<<<<
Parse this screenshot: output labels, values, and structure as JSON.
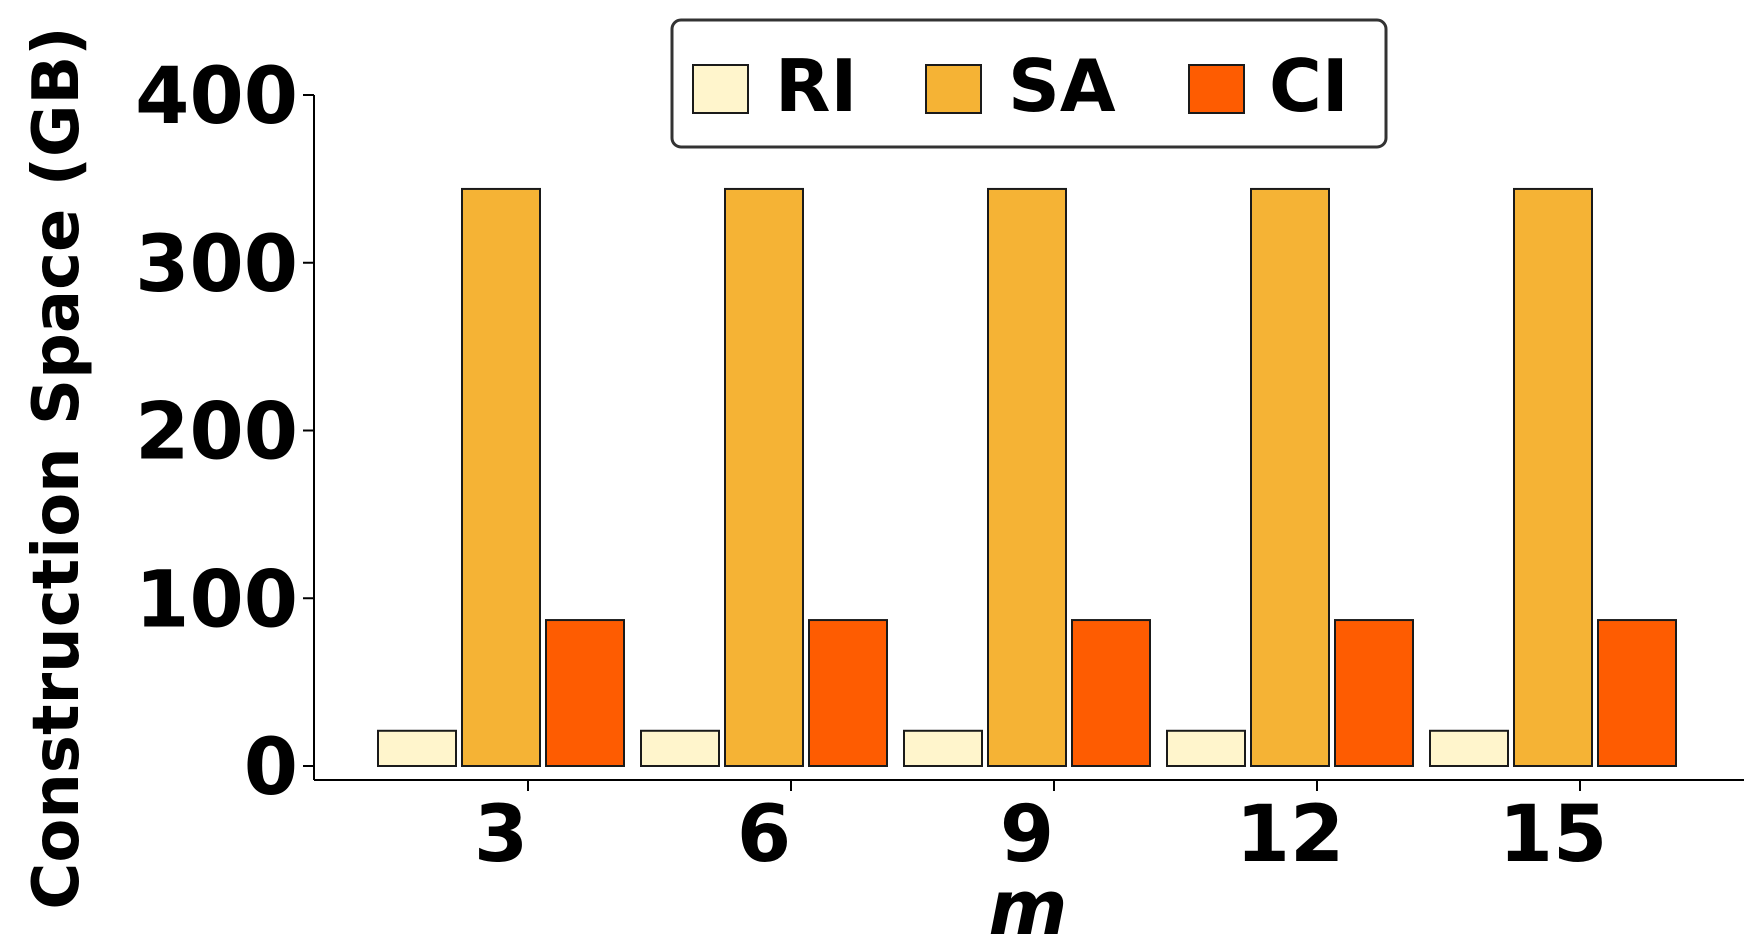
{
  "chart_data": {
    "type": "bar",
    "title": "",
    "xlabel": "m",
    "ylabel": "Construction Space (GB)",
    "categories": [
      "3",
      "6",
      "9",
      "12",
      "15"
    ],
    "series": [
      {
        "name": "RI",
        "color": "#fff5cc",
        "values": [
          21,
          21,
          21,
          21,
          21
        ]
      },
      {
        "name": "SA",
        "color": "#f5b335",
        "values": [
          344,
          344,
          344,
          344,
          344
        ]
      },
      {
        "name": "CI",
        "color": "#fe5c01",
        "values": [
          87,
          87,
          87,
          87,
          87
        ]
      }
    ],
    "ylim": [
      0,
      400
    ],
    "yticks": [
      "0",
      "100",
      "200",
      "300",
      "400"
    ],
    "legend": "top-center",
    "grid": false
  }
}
>>>>
Task prompt: Skip every picture and transcribe the data above exactly.

Exercise result:
Parse this screenshot: output labels, values, and structure as JSON.
{
  "chart_data": {
    "type": "bar",
    "title": "",
    "xlabel": "m",
    "ylabel": "Construction Space (GB)",
    "categories": [
      "3",
      "6",
      "9",
      "12",
      "15"
    ],
    "series": [
      {
        "name": "RI",
        "color": "#fff5cc",
        "values": [
          21,
          21,
          21,
          21,
          21
        ]
      },
      {
        "name": "SA",
        "color": "#f5b335",
        "values": [
          344,
          344,
          344,
          344,
          344
        ]
      },
      {
        "name": "CI",
        "color": "#fe5c01",
        "values": [
          87,
          87,
          87,
          87,
          87
        ]
      }
    ],
    "ylim": [
      0,
      400
    ],
    "yticks": [
      "0",
      "100",
      "200",
      "300",
      "400"
    ],
    "legend": "top-center",
    "grid": false
  }
}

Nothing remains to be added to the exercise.